• [Work to be completed]
Output the material below unchanged, apart from leaving out the pictures.

• [Provided entries]
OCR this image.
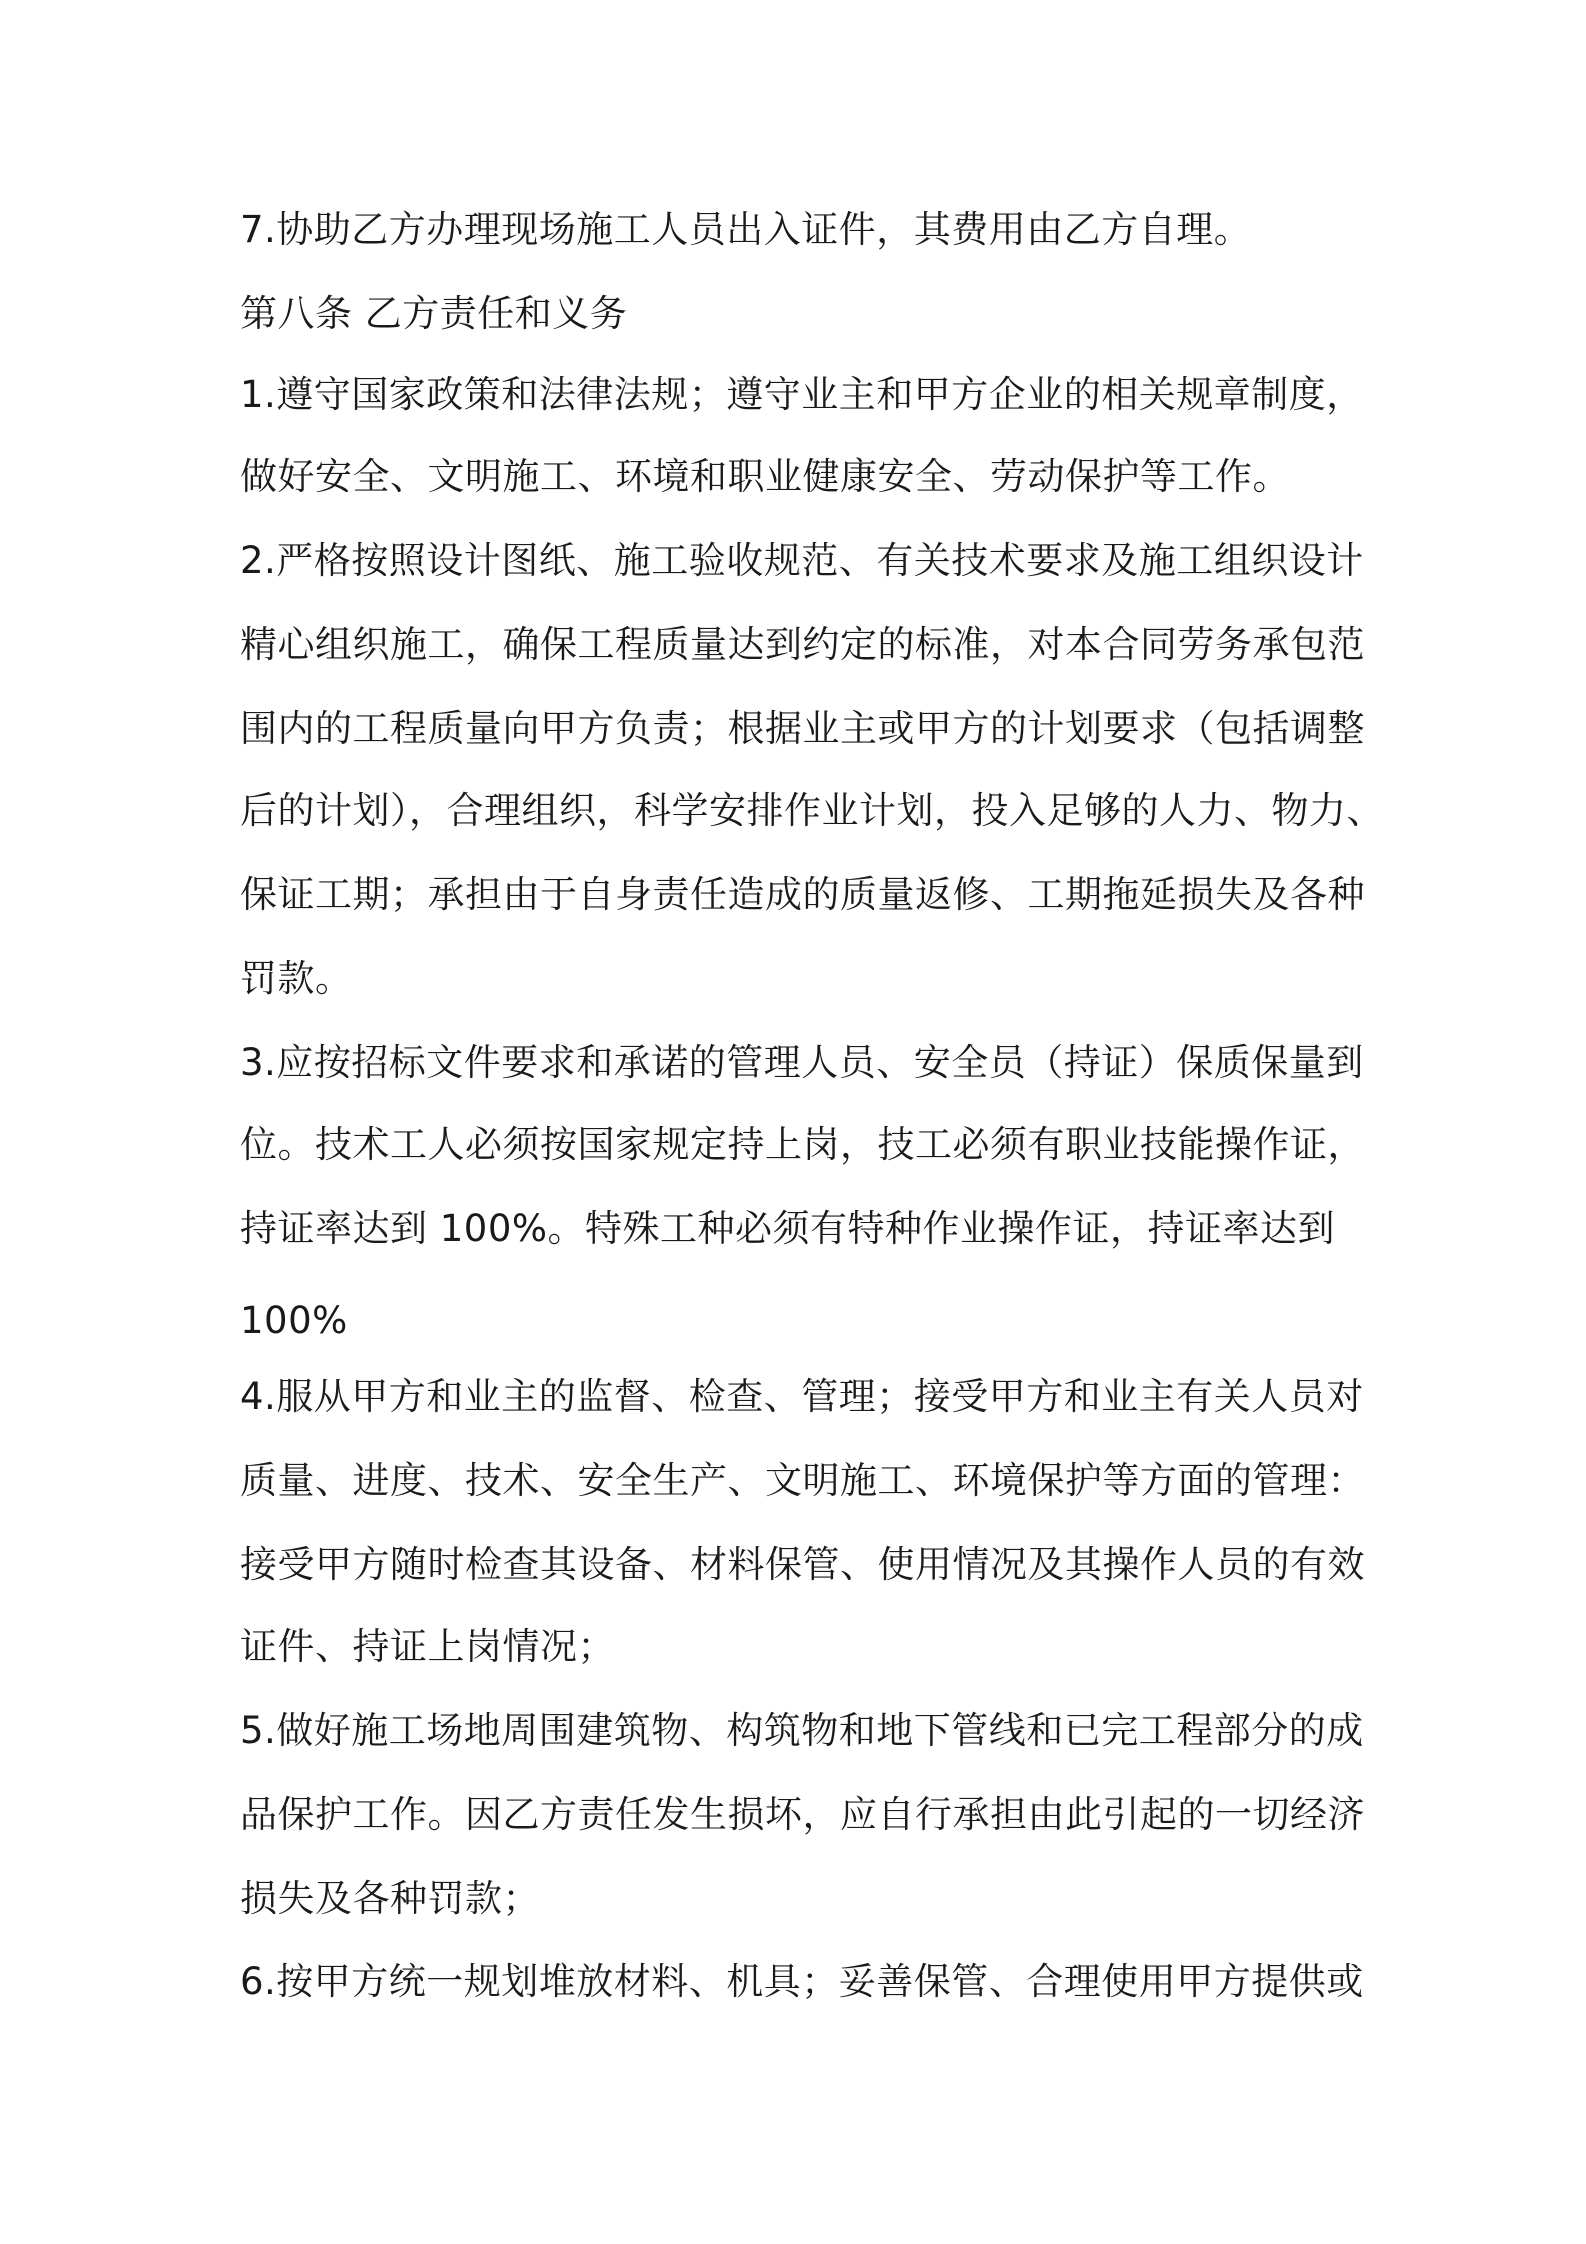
7.协助乙方办理现场施工人员出入证件，其费用由乙方自理。
第八条 乙方责任和义务
1.遵守国家政策和法律法规；遵守业主和甲方企业的相关规章制度，
做好安全、文明施工、环境和职业健康安全、劳动保护等工作。
2.严格按照设计图纸、施工验收规范、有关技术要求及施工组织设计
精心组织施工，确保工程质量达到约定的标准，对本合同劳务承包范
围内的工程质量向甲方负责；根据业主或甲方的计划要求（包括调整
后的计划），合理组织，科学安排作业计划，投入足够的人力、物力、
保证工期；承担由于自身责任造成的质量返修、工期拖延损失及各种
罚款。
3.应按招标文件要求和承诺的管理人员、安全员（持证）保质保量到
位。技术工人必须按国家规定持上岗，技工必须有职业技能操作证，
持证率达到 100%。特殊工种必须有特种作业操作证，持证率达到
100%
4.服从甲方和业主的监督、检查、管理；接受甲方和业主有关人员对
质量、进度、技术、安全生产、文明施工、环境保护等方面的管理：
接受甲方随时检查其设备、材料保管、使用情况及其操作人员的有效
证件、持证上岗情况；
5.做好施工场地周围建筑物、构筑物和地下管线和已完工程部分的成
品保护工作。因乙方责任发生损坏，应自行承担由此引起的一切经济
损失及各种罚款；
6.按甲方统一规划堆放材料、机具；妥善保管、合理使用甲方提供或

• [Response below]
OCR this image.
7.协助乙方办理现场施工人员出入证件，其费用由乙方自理。
第八条 乙方责任和义务
1.遵守国家政策和法律法规；遵守业主和甲方企业的相关规章制度，
做好安全、文明施工、环境和职业健康安全、劳动保护等工作。
2.严格按照设计图纸、施工验收规范、有关技术要求及施工组织设计
精心组织施工，确保工程质量达到约定的标准，对本合同劳务承包范
围内的工程质量向甲方负责；根据业主或甲方的计划要求（包括调整
后的计划），合理组织，科学安排作业计划，投入足够的人力、物力、
保证工期；承担由于自身责任造成的质量返修、工期拖延损失及各种
罚款。
3.应按招标文件要求和承诺的管理人员、安全员（持证）保质保量到
位。技术工人必须按国家规定持上岗，技工必须有职业技能操作证，
持证率达到 100%。特殊工种必须有特种作业操作证，持证率达到
100%
4.服从甲方和业主的监督、检查、管理；接受甲方和业主有关人员对
质量、进度、技术、安全生产、文明施工、环境保护等方面的管理：
接受甲方随时检查其设备、材料保管、使用情况及其操作人员的有效
证件、持证上岗情况；
5.做好施工场地周围建筑物、构筑物和地下管线和已完工程部分的成
品保护工作。因乙方责任发生损坏，应自行承担由此引起的一切经济
损失及各种罚款；
6.按甲方统一规划堆放材料、机具；妥善保管、合理使用甲方提供或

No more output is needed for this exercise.